#### DOCUMENT SEGMENT
====

In Mail.ru’s case, the next step is to roll out the feature in a live interface, behind a flag, and to send out an email to this larger segment of active users, presenting the new feature and inviting them to activate it on their own in the interface, usually with a shiny “Update” button. To measure the value of the feature to actual users, the team again uses a voting system, with a few prompts here and there, basically asking users whether they find the feature helpful or useful. Notice that the difference between this level and the previous level is that the manual opt-in involves a much larger audience — many of whom aren’t technical at all, unlike beta testers.
So, timing and coordination matter. You probably wouldn’t pick a random day to send out the email to active users, because you’ll want the customer support team and developers to be available when the stream of bug reports starts coming in. That’s why the email is sent out at the beginning of the week, when all (or most) developers are available and the support team is ready to spring into action, having been briefed and actively connected with the developers via Skype or Slack. In a smaller company, you could even have developers sit in for a few hours at support desks to get to the core of a problem faster by speaking directly to customers.
6. Split-Test and Check Retention
In the steps thus far, except for usability testing, all testers have used the new feature voluntarily. However, if you enable the feature by default, suddenly users will have to use it, and this is a very different kind of group, one we haven’t tested at all.
To make sure you don’t break the habits of passive users, you could split-test with three small segments of users and measure retention. After all, you want to make sure that a new version works at least as well as the previous one. Identify the most important activity in the interface and measure not only how much time users spend on it before and after the roll-out, but also how much time passes until they return. In Mail.ru’s case, retention entails users checking their email and composing a message. The more often a user comes back, the higher the retention, which is an indicator of a better UX.
Each segment gets a slightly different view, which enables us test how to display the new feature to all users later. For the first segment, we add the new feature and provide a tutorial on how to use it. For the second segment, we just add the new feature. For the third segment, we could leave the feature as is. For all of these segments, we could implement the change at the same time, select a reasonable timeframe to run the test, measure retention and then compare results. The higher the retention of a segment, the more likely that design will be promoted to all users later on.
7. Release Slowly and Gradually
If a feature has made it all the way to this point, then it probably already works well for a large segment of the audience. This is when you could gradually roll it out to all users — with a voting prompt to gather feedback. If the feedback is mostly positive, you can keep rolling out the feature and it will eventually become an integral part of the interface. Otherwise, you would evaluate the feedback and return to the lab for the next iteration.
Rolling out the feature isn’t enough, though: It has to be communicated to users. A common way to do that is through email and social media. Still, a quick walkthrough tutorial explaining the value of the feature in real-life scenarios might be helpful, too. Also, don’t forget to integrate a suggestions box to gather feedback immediately.

====

#### EXTRACTED ENTRIES
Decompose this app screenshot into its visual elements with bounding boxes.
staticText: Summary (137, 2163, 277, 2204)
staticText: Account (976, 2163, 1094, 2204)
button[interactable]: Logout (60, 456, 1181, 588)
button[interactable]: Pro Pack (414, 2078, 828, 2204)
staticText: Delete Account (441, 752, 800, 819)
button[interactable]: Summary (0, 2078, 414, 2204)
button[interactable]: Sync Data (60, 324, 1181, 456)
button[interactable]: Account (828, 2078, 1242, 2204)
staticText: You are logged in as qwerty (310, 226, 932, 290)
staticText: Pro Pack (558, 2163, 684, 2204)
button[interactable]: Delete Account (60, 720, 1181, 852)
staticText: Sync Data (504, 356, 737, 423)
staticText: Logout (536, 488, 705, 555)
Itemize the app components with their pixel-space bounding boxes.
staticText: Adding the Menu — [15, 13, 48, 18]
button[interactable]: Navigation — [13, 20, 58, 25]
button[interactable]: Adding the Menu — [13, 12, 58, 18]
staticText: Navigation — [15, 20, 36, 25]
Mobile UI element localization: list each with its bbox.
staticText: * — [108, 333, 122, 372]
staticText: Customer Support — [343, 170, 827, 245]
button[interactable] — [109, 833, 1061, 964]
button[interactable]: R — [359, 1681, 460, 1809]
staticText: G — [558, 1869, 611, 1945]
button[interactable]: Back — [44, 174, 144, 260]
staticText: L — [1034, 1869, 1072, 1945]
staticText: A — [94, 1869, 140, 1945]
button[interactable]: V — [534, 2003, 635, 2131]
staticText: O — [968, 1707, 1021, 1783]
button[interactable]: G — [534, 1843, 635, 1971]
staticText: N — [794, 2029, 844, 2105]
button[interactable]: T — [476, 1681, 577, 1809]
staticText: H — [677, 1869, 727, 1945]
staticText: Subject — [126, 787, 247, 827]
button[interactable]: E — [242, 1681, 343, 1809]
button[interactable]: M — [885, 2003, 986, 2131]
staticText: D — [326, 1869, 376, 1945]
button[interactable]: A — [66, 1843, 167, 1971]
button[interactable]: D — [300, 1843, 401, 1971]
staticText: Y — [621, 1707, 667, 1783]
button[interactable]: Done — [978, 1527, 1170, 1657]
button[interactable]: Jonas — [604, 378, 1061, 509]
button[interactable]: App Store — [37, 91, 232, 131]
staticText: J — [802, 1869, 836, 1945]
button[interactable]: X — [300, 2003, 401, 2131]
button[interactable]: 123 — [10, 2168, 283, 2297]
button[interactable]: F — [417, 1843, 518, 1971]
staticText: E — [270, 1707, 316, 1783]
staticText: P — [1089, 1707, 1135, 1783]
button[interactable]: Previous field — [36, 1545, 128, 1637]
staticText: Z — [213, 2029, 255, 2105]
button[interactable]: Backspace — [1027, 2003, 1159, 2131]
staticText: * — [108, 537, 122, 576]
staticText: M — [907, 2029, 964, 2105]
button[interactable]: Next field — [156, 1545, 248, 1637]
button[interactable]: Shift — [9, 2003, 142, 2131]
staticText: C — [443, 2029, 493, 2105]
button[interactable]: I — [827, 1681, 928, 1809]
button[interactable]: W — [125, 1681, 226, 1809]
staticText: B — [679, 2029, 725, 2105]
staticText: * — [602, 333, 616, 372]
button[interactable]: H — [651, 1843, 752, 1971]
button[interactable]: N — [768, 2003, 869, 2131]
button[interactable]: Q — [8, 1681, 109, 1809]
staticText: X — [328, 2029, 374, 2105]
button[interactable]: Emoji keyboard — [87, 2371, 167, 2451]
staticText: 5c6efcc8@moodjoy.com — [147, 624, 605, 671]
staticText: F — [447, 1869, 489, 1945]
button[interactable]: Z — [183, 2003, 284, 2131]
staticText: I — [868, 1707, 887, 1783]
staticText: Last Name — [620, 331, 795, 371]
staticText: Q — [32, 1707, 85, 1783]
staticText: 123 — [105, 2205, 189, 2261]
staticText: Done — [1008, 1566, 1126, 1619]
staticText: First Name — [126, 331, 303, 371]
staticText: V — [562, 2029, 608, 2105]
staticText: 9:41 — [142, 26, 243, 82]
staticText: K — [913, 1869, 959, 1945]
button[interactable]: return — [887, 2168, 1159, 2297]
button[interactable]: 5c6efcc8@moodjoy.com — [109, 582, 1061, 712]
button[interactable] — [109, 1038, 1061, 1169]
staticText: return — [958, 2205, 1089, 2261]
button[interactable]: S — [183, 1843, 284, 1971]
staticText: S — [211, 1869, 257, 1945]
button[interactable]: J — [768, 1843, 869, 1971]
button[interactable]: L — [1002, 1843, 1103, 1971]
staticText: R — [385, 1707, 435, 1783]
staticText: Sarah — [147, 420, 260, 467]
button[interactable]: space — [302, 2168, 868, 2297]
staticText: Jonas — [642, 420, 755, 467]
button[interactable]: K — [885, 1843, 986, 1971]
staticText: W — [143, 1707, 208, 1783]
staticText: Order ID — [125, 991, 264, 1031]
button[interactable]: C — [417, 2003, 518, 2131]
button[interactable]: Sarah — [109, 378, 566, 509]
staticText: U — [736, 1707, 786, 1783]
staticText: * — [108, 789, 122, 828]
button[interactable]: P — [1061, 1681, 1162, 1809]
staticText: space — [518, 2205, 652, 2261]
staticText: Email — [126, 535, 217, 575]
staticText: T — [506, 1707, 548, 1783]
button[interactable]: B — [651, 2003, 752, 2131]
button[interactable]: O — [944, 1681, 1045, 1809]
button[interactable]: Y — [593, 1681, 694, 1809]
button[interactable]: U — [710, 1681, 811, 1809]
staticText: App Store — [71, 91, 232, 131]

====

#### TASK REQUIREMENTS
1. According to the feature rollout text, at what point in the week is the email to active users sent?
2. Write what follows the final sentence of the feature rollout text.

#### EXERCISE ANSWERS
1. At the beginning of the week.

2.
8. Measure the Aftermath
Once the feature has been rolled out, we can monitor how it performs and try different methods to draw attention to it, so that users will be able to perform their tasks more efficiently. You could track the most common tasks or most visited pages and then display a little inline note recommending a slightly smarter and faster way for the user to achieve their goal, and then measure whether the user prefers this new feature or the usual method.
Don’t forget to bring the feedback back to the entire team, not only the developers or designers, so that they are motivated and engaged and see how people use a feature that was initially nothing more than a rough idea. Nothing is more motivating than seeing happy, delighted people using an application exactly the way you envisioned, or in entirely different ways. It will also nourish the growth of the team’s subsequent features.
The review process looks complex and thorough, but sometimes only time and a wide net for user testing will uncover a problem. For example, if a change affects what the overview of incoming messages looks like, no unit test could uncover difficulties that users of assistive software might encounter. In a mail interface, what do you want the accessibility device to read out first: the date, the sender, the subject line or the message itself? The way you rearrange the columns in the overview might change the way users choose to access the information; so, allowing them to turn off the new feature would be critical as well.
Conclusion
So, what does a roll-out strategy look like? You could start by exploring the graph of dependencies to understand how far-reaching your change might be. Then, you could test the feature with developers and with real users in a controlled environment. Then, you could ask colleagues to review the feature, before sending it to a select group of beta testers. Finally, you could make the feature available as an option to users. And, before enabling the feature for everybody, you could run a split-test to figure out the best way to introduce the feature, and then measure the retention rates for critical tasks.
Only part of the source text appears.